EXERCISE OBJECTIVE: Keep every line where the word "this" appears; drop the rest.

"""

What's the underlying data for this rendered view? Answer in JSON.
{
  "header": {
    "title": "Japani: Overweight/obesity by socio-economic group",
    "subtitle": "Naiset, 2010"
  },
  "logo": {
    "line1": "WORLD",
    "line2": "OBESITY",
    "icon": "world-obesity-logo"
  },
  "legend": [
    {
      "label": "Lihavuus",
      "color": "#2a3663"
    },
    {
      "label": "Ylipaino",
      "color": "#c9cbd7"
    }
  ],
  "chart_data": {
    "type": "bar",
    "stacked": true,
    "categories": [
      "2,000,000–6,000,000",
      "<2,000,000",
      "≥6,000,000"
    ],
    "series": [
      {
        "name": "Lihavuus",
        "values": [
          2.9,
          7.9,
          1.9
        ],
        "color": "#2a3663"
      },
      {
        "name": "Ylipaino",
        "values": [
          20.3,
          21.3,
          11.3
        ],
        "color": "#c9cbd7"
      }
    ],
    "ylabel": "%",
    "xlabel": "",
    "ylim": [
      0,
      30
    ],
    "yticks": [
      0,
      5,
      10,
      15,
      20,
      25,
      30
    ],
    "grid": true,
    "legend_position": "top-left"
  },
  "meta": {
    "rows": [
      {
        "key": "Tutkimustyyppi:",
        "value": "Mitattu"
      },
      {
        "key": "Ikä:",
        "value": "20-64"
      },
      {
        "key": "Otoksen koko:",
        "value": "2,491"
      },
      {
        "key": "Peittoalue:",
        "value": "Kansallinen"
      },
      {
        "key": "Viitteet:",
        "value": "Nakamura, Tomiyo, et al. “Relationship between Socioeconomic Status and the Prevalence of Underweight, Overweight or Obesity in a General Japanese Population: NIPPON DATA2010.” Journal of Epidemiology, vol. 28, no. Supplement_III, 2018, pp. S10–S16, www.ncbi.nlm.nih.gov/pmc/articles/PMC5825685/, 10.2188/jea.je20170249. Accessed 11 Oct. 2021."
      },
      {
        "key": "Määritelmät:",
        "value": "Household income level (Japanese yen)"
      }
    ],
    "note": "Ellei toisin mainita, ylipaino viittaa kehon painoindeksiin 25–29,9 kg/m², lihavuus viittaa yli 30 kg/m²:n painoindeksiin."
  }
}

"""
"""

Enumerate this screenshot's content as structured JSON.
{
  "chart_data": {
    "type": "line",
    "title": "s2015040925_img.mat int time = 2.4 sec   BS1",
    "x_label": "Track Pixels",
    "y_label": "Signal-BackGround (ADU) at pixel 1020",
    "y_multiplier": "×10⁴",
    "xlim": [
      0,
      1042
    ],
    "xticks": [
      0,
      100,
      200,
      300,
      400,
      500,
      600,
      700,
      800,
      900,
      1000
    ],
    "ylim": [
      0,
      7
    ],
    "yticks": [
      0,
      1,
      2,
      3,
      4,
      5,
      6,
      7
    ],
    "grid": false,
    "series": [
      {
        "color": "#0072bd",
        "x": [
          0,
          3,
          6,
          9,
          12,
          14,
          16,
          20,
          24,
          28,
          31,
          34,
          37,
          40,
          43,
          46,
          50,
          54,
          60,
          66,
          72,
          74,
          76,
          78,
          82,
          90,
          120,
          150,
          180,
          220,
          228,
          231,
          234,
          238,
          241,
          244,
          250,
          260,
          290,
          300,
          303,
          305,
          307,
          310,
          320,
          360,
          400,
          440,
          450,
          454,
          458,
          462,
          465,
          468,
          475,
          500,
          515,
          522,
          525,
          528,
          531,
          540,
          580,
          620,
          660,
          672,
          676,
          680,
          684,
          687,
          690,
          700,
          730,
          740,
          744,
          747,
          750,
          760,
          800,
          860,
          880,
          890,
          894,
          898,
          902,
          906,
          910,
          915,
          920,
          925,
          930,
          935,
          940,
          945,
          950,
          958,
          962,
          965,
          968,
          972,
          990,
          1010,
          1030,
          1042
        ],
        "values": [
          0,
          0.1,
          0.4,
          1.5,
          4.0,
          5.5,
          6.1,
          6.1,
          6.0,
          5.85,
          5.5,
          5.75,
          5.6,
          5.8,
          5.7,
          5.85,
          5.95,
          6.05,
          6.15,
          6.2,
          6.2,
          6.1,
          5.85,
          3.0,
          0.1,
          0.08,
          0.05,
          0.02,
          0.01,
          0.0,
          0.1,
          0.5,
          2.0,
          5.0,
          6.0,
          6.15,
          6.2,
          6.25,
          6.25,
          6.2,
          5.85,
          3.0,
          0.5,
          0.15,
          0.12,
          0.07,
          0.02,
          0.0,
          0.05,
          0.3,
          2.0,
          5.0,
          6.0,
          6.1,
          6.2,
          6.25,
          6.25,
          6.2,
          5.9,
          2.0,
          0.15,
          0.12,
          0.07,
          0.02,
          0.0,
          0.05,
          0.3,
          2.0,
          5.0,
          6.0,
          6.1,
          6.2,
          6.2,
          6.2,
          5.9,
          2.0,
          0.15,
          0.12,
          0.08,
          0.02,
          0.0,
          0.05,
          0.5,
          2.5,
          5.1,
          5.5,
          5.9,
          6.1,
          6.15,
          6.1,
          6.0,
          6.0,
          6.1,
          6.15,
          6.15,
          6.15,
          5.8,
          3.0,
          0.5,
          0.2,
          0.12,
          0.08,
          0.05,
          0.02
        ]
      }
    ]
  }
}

"""

IN RESPONSE:
What's the underlying data for this rendered view? Answer in JSON.
Enumerate this screenshot's content as structured JSON.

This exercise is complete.